● Provided records
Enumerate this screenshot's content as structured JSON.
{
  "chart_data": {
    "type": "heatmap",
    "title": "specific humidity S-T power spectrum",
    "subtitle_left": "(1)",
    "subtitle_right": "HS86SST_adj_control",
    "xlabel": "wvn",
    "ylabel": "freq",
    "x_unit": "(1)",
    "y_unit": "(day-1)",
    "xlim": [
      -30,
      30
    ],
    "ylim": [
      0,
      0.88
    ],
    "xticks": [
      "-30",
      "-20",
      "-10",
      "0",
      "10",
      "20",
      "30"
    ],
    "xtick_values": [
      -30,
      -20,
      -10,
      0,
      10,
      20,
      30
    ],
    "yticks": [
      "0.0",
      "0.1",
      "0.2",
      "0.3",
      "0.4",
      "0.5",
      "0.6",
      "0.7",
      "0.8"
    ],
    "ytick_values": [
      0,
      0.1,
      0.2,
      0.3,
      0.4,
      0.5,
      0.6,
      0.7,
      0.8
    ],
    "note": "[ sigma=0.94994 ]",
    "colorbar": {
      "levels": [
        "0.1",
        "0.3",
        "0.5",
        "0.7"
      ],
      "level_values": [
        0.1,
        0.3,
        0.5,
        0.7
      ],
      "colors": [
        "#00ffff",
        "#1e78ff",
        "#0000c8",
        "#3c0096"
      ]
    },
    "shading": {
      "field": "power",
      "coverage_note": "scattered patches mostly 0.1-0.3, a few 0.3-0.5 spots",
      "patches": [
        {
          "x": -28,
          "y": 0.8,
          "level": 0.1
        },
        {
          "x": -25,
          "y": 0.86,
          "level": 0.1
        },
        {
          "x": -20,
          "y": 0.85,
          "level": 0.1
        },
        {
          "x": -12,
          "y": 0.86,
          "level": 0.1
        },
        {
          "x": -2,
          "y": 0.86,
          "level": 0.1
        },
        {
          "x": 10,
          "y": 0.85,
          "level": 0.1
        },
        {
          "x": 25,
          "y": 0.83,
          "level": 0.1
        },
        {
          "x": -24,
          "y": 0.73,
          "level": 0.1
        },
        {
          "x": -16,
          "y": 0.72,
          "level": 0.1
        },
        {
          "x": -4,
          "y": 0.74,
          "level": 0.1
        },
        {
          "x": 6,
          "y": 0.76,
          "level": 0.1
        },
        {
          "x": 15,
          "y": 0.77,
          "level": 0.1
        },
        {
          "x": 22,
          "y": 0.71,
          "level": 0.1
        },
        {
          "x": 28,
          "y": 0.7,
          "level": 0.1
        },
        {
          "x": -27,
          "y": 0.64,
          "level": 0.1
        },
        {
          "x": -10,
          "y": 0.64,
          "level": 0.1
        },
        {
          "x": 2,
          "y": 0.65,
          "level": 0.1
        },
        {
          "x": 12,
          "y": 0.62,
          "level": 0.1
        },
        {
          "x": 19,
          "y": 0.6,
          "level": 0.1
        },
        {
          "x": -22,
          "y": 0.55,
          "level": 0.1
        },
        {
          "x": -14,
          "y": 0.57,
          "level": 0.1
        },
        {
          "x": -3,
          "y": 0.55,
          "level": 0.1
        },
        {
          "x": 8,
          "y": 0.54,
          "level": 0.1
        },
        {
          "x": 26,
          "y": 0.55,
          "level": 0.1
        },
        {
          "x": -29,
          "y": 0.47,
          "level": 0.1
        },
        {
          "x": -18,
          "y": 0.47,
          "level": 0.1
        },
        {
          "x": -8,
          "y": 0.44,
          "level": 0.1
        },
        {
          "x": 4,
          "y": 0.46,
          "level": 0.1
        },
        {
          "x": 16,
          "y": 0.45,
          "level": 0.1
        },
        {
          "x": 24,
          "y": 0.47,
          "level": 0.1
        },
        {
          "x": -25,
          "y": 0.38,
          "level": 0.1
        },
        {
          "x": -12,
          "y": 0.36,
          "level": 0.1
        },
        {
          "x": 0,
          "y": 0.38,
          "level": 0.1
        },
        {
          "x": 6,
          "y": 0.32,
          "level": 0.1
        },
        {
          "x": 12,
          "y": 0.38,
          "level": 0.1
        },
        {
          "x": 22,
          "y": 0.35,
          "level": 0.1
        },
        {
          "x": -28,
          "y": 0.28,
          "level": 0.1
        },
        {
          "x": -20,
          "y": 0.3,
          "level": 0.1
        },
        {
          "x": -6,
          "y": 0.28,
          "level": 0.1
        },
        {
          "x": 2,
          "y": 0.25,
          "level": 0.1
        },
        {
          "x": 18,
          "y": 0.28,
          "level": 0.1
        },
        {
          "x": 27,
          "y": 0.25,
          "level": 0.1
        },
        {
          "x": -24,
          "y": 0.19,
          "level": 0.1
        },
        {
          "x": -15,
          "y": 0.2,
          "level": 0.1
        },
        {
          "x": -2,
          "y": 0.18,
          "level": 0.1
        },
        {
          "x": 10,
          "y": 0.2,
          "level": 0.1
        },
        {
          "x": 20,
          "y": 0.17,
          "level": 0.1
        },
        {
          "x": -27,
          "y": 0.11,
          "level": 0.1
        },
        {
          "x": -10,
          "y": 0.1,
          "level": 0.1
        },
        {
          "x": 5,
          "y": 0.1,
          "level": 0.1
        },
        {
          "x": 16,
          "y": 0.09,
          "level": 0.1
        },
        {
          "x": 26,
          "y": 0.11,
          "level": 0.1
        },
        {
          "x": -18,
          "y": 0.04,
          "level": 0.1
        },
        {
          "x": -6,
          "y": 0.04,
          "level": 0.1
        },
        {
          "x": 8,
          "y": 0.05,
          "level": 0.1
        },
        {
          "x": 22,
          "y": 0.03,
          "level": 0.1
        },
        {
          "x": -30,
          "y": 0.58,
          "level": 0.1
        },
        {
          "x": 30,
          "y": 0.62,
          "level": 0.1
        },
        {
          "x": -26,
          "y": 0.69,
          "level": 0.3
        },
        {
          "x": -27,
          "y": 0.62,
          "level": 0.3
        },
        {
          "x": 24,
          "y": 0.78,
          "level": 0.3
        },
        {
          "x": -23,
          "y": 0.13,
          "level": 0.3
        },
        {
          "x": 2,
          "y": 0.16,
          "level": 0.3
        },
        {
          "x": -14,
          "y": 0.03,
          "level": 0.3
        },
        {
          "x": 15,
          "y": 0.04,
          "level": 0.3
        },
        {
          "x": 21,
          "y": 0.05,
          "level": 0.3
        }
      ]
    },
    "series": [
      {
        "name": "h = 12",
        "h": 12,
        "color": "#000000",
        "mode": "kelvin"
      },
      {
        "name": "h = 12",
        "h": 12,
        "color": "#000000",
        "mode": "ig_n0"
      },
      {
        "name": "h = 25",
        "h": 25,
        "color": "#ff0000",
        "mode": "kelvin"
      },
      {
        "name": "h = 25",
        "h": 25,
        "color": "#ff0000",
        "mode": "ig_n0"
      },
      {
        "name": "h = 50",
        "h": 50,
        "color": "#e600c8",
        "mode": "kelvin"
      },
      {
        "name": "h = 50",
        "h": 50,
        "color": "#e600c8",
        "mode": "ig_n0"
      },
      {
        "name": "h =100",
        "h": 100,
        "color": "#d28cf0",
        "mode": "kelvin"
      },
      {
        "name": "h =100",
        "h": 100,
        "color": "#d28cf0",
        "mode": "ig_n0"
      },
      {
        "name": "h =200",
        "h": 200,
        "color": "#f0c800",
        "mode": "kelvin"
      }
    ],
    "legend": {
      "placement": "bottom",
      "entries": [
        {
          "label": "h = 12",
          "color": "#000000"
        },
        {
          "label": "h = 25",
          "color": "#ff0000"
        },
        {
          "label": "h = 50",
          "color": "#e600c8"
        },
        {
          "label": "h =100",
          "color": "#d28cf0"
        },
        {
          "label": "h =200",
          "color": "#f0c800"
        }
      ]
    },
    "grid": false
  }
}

● What the exercise asks
Each line of the material must be restated exactly.

● Answer for this exercise
Enumerate this screenshot's content as structured JSON.
{
  "chart_data": {
    "type": "heatmap",
    "title": "specific humidity S-T power spectrum",
    "subtitle_left": "(1)",
    "subtitle_right": "HS86SST_adj_control",
    "xlabel": "wvn",
    "ylabel": "freq",
    "x_unit": "(1)",
    "y_unit": "(day-1)",
    "xlim": [
      -30,
      30
    ],
    "ylim": [
      0,
      0.88
    ],
    "xticks": [
      "-30",
      "-20",
      "-10",
      "0",
      "10",
      "20",
      "30"
    ],
    "xtick_values": [
      -30,
      -20,
      -10,
      0,
      10,
      20,
      30
    ],
    "yticks": [
      "0.0",
      "0.1",
      "0.2",
      "0.3",
      "0.4",
      "0.5",
      "0.6",
      "0.7",
      "0.8"
    ],
    "ytick_values": [
      0,
      0.1,
      0.2,
      0.3,
      0.4,
      0.5,
      0.6,
      0.7,
      0.8
    ],
    "note": "[ sigma=0.94994 ]",
    "colorbar": {
      "levels": [
        "0.1",
        "0.3",
        "0.5",
        "0.7"
      ],
      "level_values": [
        0.1,
        0.3,
        0.5,
        0.7
      ],
      "colors": [
        "#00ffff",
        "#1e78ff",
        "#0000c8",
        "#3c0096"
      ]
    },
    "shading": {
      "field": "power",
      "coverage_note": "scattered patches mostly 0.1-0.3, a few 0.3-0.5 spots",
      "patches": [
        {
          "x": -28,
          "y": 0.8,
          "level": 0.1
        },
        {
          "x": -25,
          "y": 0.86,
          "level": 0.1
        },
        {
          "x": -20,
          "y": 0.85,
          "level": 0.1
        },
        {
          "x": -12,
          "y": 0.86,
          "level": 0.1
        },
        {
          "x": -2,
          "y": 0.86,
          "level": 0.1
        },
        {
          "x": 10,
          "y": 0.85,
          "level": 0.1
        },
        {
          "x": 25,
          "y": 0.83,
          "level": 0.1
        },
        {
          "x": -24,
          "y": 0.73,
          "level": 0.1
        },
        {
          "x": -16,
          "y": 0.72,
          "level": 0.1
        },
        {
          "x": -4,
          "y": 0.74,
          "level": 0.1
        },
        {
          "x": 6,
          "y": 0.76,
          "level": 0.1
        },
        {
          "x": 15,
          "y": 0.77,
          "level": 0.1
        },
        {
          "x": 22,
          "y": 0.71,
          "level": 0.1
        },
        {
          "x": 28,
          "y": 0.7,
          "level": 0.1
        },
        {
          "x": -27,
          "y": 0.64,
          "level": 0.1
        },
        {
          "x": -10,
          "y": 0.64,
          "level": 0.1
        },
        {
          "x": 2,
          "y": 0.65,
          "level": 0.1
        },
        {
          "x": 12,
          "y": 0.62,
          "level": 0.1
        },
        {
          "x": 19,
          "y": 0.6,
          "level": 0.1
        },
        {
          "x": -22,
          "y": 0.55,
          "level": 0.1
        },
        {
          "x": -14,
          "y": 0.57,
          "level": 0.1
        },
        {
          "x": -3,
          "y": 0.55,
          "level": 0.1
        },
        {
          "x": 8,
          "y": 0.54,
          "level": 0.1
        },
        {
          "x": 26,
          "y": 0.55,
          "level": 0.1
        },
        {
          "x": -29,
          "y": 0.47,
          "level": 0.1
        },
        {
          "x": -18,
          "y": 0.47,
          "level": 0.1
        },
        {
          "x": -8,
          "y": 0.44,
          "level": 0.1
        },
        {
          "x": 4,
          "y": 0.46,
          "level": 0.1
        },
        {
          "x": 16,
          "y": 0.45,
          "level": 0.1
        },
        {
          "x": 24,
          "y": 0.47,
          "level": 0.1
        },
        {
          "x": -25,
          "y": 0.38,
          "level": 0.1
        },
        {
          "x": -12,
          "y": 0.36,
          "level": 0.1
        },
        {
          "x": 0,
          "y": 0.38,
          "level": 0.1
        },
        {
          "x": 6,
          "y": 0.32,
          "level": 0.1
        },
        {
          "x": 12,
          "y": 0.38,
          "level": 0.1
        },
        {
          "x": 22,
          "y": 0.35,
          "level": 0.1
        },
        {
          "x": -28,
          "y": 0.28,
          "level": 0.1
        },
        {
          "x": -20,
          "y": 0.3,
          "level": 0.1
        },
        {
          "x": -6,
          "y": 0.28,
          "level": 0.1
        },
        {
          "x": 2,
          "y": 0.25,
          "level": 0.1
        },
        {
          "x": 18,
          "y": 0.28,
          "level": 0.1
        },
        {
          "x": 27,
          "y": 0.25,
          "level": 0.1
        },
        {
          "x": -24,
          "y": 0.19,
          "level": 0.1
        },
        {
          "x": -15,
          "y": 0.2,
          "level": 0.1
        },
        {
          "x": -2,
          "y": 0.18,
          "level": 0.1
        },
        {
          "x": 10,
          "y": 0.2,
          "level": 0.1
        },
        {
          "x": 20,
          "y": 0.17,
          "level": 0.1
        },
        {
          "x": -27,
          "y": 0.11,
          "level": 0.1
        },
        {
          "x": -10,
          "y": 0.1,
          "level": 0.1
        },
        {
          "x": 5,
          "y": 0.1,
          "level": 0.1
        },
        {
          "x": 16,
          "y": 0.09,
          "level": 0.1
        },
        {
          "x": 26,
          "y": 0.11,
          "level": 0.1
        },
        {
          "x": -18,
          "y": 0.04,
          "level": 0.1
        },
        {
          "x": -6,
          "y": 0.04,
          "level": 0.1
        },
        {
          "x": 8,
          "y": 0.05,
          "level": 0.1
        },
        {
          "x": 22,
          "y": 0.03,
          "level": 0.1
        },
        {
          "x": -30,
          "y": 0.58,
          "level": 0.1
        },
        {
          "x": 30,
          "y": 0.62,
          "level": 0.1
        },
        {
          "x": -26,
          "y": 0.69,
          "level": 0.3
        },
        {
          "x": -27,
          "y": 0.62,
          "level": 0.3
        },
        {
          "x": 24,
          "y": 0.78,
          "level": 0.3
        },
        {
          "x": -23,
          "y": 0.13,
          "level": 0.3
        },
        {
          "x": 2,
          "y": 0.16,
          "level": 0.3
        },
        {
          "x": -14,
          "y": 0.03,
          "level": 0.3
        },
        {
          "x": 15,
          "y": 0.04,
          "level": 0.3
        },
        {
          "x": 21,
          "y": 0.05,
          "level": 0.3
        }
      ]
    },
    "series": [
      {
        "name": "h = 12",
        "h": 12,
        "color": "#000000",
        "mode": "kelvin"
      },
      {
        "name": "h = 12",
        "h": 12,
        "color": "#000000",
        "mode": "ig_n0"
      },
      {
        "name": "h = 25",
        "h": 25,
        "color": "#ff0000",
        "mode": "kelvin"
      },
      {
        "name": "h = 25",
        "h": 25,
        "color": "#ff0000",
        "mode": "ig_n0"
      },
      {
        "name": "h = 50",
        "h": 50,
        "color": "#e600c8",
        "mode": "kelvin"
      },
      {
        "name": "h = 50",
        "h": 50,
        "color": "#e600c8",
        "mode": "ig_n0"
      },
      {
        "name": "h =100",
        "h": 100,
        "color": "#d28cf0",
        "mode": "kelvin"
      },
      {
        "name": "h =100",
        "h": 100,
        "color": "#d28cf0",
        "mode": "ig_n0"
      },
      {
        "name": "h =200",
        "h": 200,
        "color": "#f0c800",
        "mode": "kelvin"
      }
    ],
    "legend": {
      "placement": "bottom",
      "entries": [
        {
          "label": "h = 12",
          "color": "#000000"
        },
        {
          "label": "h = 25",
          "color": "#ff0000"
        },
        {
          "label": "h = 50",
          "color": "#e600c8"
        },
        {
          "label": "h =100",
          "color": "#d28cf0"
        },
        {
          "label": "h =200",
          "color": "#f0c800"
        }
      ]
    },
    "grid": false
  }
}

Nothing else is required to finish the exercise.